To be done:
Please report every line from the material that contains the word "如图所示的电路中".

Input for this task:
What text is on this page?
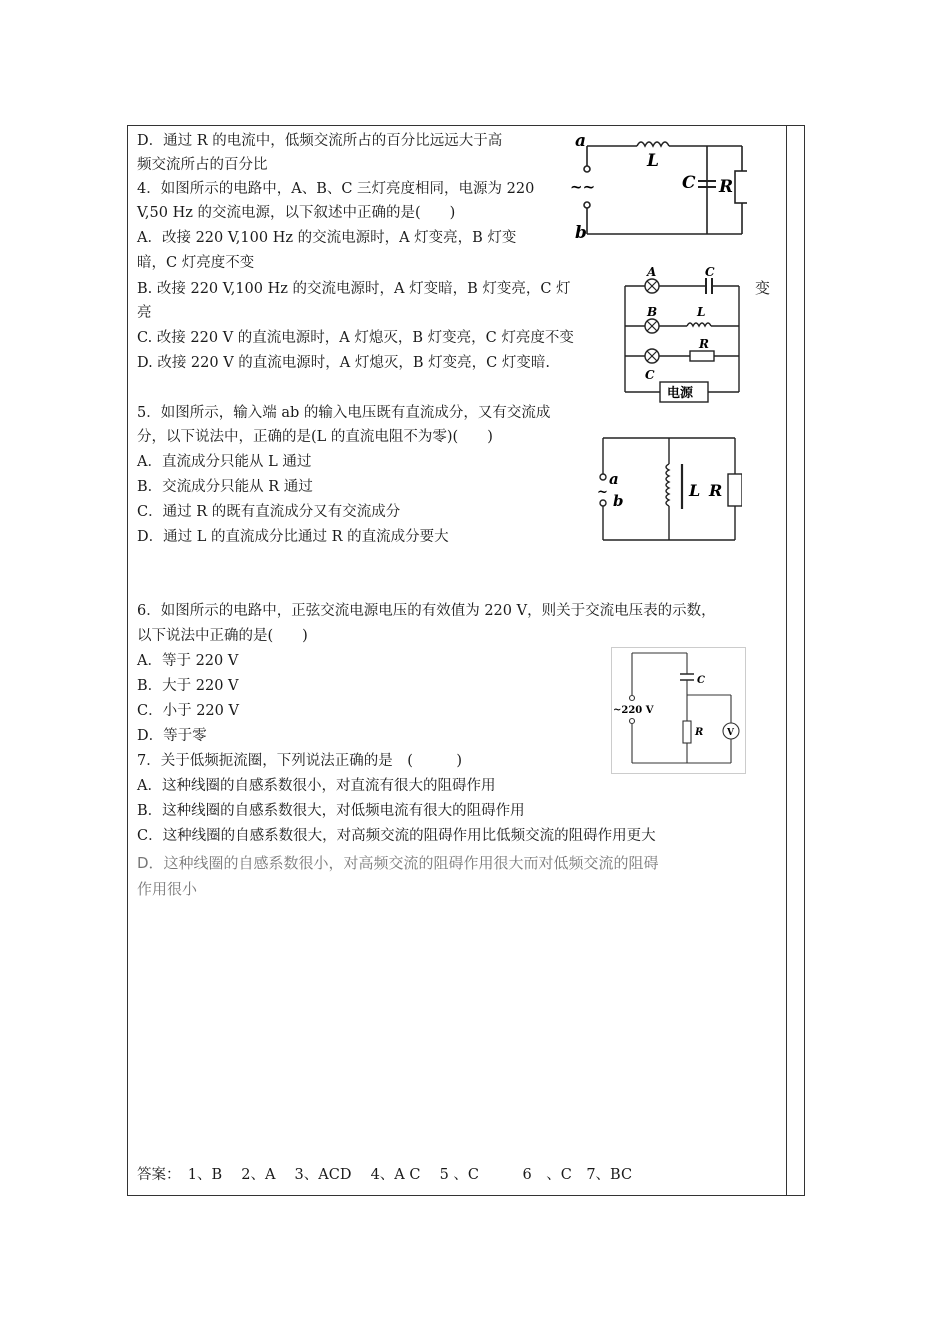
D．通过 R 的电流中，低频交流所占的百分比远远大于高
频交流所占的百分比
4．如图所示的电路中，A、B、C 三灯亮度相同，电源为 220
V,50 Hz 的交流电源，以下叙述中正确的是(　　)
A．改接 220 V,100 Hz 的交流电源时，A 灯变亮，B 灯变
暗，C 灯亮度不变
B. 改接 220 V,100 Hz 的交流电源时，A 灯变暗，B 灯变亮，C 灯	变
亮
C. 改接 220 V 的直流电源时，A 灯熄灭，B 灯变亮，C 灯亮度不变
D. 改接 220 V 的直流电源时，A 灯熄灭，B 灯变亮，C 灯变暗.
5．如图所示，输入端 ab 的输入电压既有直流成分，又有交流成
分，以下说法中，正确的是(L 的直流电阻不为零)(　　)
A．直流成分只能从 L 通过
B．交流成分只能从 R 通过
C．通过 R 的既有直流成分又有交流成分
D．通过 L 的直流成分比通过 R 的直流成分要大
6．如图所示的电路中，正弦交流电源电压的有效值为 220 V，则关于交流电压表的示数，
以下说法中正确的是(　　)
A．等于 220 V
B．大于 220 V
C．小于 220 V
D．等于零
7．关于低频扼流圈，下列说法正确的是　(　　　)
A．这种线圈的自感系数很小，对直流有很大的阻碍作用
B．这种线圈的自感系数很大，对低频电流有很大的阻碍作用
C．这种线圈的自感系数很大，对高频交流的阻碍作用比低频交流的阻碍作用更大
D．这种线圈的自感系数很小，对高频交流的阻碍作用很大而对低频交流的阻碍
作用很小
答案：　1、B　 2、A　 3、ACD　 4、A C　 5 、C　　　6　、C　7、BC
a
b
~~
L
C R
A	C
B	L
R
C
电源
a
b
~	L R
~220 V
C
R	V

Written reply:
4．如图所示的电路中，A、B、C 三灯亮度相同，电源为 220
6．如图所示的电路中，正弦交流电源电压的有效值为 220 V，则关于交流电压表的示数，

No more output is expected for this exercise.